Task to complete:
In the abstract on the bacterial SOS genes mucAB/umuDC, how much higher was tumor incidence in mucAB transgenic mice than in wild-type mice after 3-methylcolanthrene treatment?

Quoted passage:
● ● ● ● ● ● ●

Bacterial SOS Genes mucAB/umuDC Promote Mouse Tumors by Activating Oncogenes Nedd9/Aurkb via a miR-145 Sponge

The mechanism of cancer induction involves an aberrant expression of oncogenes whose functions can be controlled by RNA interference with microRNA. Even foreign bacterial RNA may interfere with the expression of oncogenes. Here we show that bacterial plasmid mucAB and its Escherichia coli genomic homolog umuDC, carrying homologies that match the mouse anti-miR-145, sequestered the miR-145 function in mouse BALB 3T3 cells in a tetracycline (Tet)-inducible manner, activated oncogene Nedd9 and its downstream Aurkb. and further enhanced microcolony formation and cellular transformation as well as the short fragments of the bacterial gene containing the anti-miR-145 sequence. Furthermore, mucAB transgenic mice showed a 1.7-fold elevated tumor incidence compared with wild-type mice after treatments with 3-methylcolanthrene (3-MC). However, the mutation frequency in intestinal stem cells of the mucAB transgenic mice was unchanged after treatment with X-rays or ethyl-nitrosourea (ENU), indicating that the target of mucAB/umuDC is the promotion stage in carcinogenesis. 　　 Implications: Foreign bacterial genes can exert oncogenic activity via RNA interference, if endogenously expressed.

● ● ● ● ● ● ●

Information supplied:
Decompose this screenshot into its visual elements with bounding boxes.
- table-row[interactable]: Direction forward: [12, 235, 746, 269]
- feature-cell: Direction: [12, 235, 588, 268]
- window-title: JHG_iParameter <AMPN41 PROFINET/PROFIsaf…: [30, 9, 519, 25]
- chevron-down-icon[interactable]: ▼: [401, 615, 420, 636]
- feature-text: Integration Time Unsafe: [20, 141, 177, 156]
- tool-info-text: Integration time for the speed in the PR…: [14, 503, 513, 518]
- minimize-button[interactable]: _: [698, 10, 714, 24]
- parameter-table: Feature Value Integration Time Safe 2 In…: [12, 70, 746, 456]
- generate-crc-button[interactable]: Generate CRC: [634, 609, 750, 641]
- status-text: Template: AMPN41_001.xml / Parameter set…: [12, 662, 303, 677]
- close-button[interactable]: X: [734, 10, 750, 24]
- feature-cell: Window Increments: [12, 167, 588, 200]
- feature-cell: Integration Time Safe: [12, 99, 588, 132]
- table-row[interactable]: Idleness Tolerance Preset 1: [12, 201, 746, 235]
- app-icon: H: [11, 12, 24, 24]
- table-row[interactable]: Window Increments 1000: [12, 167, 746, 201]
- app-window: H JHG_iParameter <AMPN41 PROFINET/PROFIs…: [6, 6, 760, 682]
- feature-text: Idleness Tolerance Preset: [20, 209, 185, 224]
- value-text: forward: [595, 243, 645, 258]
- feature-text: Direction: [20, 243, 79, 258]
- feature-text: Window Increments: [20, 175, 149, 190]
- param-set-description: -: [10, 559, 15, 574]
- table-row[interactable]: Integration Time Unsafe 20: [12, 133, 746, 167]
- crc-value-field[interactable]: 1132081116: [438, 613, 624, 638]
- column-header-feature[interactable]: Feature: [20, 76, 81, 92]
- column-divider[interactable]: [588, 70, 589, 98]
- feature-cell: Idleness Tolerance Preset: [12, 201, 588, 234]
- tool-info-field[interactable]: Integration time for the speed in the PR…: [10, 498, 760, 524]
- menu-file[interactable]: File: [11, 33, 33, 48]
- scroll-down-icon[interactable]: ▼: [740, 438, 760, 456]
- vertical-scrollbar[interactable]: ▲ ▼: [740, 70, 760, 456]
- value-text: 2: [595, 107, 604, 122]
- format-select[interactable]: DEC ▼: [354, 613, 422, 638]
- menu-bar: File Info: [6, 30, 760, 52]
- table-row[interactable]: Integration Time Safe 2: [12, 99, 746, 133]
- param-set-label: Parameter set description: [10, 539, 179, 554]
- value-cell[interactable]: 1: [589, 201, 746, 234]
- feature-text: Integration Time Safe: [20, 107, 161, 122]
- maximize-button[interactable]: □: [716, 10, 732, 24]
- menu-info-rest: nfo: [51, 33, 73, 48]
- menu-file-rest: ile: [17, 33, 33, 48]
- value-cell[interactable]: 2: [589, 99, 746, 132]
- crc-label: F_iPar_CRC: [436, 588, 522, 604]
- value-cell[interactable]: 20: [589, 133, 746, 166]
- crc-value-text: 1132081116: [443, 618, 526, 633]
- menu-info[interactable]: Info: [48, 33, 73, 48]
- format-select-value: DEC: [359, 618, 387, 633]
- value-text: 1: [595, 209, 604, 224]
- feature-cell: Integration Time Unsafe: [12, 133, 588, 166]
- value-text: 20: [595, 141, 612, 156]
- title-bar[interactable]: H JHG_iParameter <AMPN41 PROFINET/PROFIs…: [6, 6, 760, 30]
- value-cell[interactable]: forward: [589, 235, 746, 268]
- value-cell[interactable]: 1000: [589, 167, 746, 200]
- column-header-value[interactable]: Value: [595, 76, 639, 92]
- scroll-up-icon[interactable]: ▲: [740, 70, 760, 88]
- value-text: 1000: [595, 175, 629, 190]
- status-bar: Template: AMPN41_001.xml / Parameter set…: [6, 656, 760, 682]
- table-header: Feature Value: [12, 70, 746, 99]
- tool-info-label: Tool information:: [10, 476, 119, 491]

● ● ● ● ● ● ●

Your solution:
1.7-fold higher